* _TASK INSTRUCTIONS_
Copy the records line for line, starting with their first line and ending after the line that contains "legend-key-icon (414, 899, 441, 913)".

--------------------------------

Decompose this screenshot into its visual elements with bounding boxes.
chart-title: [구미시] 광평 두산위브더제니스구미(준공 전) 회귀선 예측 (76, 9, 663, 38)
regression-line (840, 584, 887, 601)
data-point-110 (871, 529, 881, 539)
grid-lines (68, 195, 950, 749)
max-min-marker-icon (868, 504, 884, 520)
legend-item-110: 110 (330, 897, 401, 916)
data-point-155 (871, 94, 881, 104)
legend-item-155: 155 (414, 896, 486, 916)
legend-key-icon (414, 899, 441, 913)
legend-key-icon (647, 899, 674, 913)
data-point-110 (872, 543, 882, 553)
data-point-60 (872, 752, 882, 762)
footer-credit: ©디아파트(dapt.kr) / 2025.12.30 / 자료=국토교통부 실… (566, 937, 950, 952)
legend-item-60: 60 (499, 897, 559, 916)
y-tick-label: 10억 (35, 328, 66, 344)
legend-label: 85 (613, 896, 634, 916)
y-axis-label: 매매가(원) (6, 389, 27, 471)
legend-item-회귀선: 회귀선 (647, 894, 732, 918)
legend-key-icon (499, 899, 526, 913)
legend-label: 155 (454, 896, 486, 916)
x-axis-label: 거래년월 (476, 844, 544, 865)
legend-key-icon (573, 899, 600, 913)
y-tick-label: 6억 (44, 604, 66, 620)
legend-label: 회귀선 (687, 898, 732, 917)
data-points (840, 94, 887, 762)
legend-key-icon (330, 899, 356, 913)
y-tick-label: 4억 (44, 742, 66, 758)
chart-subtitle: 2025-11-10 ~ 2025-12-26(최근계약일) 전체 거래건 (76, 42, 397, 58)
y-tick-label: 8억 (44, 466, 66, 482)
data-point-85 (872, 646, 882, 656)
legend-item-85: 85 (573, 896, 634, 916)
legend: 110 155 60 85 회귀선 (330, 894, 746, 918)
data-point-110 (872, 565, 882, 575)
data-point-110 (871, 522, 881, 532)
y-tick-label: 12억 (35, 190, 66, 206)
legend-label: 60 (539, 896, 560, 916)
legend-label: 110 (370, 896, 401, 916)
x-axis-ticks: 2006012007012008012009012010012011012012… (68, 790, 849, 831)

--------------------------------

* _EXERCISE OUTPUT_
Decompose this screenshot into its visual elements with bounding boxes.
chart-title: [구미시] 광평 두산위브더제니스구미(준공 전) 회귀선 예측 (76, 9, 663, 38)
regression-line (840, 584, 887, 601)
data-point-110 (871, 529, 881, 539)
grid-lines (68, 195, 950, 749)
max-min-marker-icon (868, 504, 884, 520)
legend-item-110: 110 (330, 897, 401, 916)
data-point-155 (871, 94, 881, 104)
legend-item-155: 155 (414, 896, 486, 916)
legend-key-icon (414, 899, 441, 913)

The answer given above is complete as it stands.